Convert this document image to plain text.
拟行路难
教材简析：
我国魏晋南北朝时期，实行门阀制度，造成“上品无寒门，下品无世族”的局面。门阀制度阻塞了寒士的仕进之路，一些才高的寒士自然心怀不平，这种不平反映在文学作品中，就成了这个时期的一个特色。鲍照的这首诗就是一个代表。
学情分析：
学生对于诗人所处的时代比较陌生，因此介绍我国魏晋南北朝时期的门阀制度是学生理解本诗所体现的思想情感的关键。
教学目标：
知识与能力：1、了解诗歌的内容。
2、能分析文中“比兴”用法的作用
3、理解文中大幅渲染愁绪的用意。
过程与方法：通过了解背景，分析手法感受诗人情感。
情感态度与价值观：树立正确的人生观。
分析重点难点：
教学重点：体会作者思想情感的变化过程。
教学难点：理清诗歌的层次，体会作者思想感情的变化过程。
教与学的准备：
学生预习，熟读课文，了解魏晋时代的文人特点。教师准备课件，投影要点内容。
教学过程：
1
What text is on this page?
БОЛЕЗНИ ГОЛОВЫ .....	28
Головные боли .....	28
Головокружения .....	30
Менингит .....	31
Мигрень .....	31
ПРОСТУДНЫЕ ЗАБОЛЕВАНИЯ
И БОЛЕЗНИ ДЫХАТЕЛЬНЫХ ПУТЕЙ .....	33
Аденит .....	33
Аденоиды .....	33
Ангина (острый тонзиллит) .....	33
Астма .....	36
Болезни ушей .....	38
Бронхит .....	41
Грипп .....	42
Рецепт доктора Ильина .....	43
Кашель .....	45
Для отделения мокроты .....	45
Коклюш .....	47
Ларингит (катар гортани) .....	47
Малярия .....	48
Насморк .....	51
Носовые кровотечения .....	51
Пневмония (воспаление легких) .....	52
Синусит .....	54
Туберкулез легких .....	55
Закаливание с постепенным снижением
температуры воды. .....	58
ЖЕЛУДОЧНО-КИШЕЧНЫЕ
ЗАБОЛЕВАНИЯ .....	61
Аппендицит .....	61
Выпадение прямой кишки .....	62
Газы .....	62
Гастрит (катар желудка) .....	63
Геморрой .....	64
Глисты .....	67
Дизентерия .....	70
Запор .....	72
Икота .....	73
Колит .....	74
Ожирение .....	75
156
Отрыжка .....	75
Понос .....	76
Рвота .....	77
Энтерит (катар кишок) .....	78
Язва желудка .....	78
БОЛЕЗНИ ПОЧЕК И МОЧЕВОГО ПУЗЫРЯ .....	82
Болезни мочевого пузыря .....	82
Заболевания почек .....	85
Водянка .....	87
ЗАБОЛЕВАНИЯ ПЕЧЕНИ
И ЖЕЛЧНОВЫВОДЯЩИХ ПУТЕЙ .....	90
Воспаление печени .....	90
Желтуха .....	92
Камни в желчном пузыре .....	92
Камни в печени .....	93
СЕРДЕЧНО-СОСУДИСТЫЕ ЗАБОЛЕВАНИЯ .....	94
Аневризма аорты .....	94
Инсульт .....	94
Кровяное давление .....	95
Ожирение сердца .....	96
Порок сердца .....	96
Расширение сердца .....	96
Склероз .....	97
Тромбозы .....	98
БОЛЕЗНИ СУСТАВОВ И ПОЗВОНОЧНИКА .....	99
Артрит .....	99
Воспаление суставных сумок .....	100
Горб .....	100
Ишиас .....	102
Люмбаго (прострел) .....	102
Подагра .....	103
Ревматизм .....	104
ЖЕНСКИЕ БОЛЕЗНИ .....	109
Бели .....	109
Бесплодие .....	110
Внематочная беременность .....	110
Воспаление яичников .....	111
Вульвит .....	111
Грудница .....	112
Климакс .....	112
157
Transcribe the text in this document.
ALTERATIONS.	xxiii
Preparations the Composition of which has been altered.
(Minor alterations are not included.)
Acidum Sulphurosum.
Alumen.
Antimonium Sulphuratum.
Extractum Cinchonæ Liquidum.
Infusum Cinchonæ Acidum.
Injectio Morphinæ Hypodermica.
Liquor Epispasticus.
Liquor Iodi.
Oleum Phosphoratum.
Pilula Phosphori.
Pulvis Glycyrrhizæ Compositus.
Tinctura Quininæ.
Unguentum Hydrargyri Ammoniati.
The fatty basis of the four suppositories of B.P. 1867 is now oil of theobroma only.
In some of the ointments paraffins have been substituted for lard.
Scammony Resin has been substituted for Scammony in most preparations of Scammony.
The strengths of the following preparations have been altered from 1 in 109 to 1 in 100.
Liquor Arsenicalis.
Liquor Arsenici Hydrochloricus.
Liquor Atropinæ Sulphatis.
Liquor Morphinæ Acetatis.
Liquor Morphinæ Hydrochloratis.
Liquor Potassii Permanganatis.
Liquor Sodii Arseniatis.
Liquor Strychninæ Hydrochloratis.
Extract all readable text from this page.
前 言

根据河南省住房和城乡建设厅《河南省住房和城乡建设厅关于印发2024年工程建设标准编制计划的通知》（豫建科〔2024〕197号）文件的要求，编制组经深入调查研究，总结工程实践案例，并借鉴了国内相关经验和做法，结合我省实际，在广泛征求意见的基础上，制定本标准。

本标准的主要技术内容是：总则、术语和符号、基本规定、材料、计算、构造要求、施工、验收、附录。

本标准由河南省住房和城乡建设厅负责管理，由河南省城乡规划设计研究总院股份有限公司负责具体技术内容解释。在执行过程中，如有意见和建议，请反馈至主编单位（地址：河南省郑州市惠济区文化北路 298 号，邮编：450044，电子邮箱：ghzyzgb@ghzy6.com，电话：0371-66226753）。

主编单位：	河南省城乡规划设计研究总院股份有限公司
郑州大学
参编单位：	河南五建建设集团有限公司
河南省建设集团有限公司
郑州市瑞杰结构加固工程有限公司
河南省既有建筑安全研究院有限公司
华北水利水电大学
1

> _TASK BRIEF_
Only lines with the word "Acidum" are wanted, so copy each one from the records.

> _RESULT OF THE EXERCISE_
Acidum Sulphurosum.
Infusum Cinchonæ Acidum.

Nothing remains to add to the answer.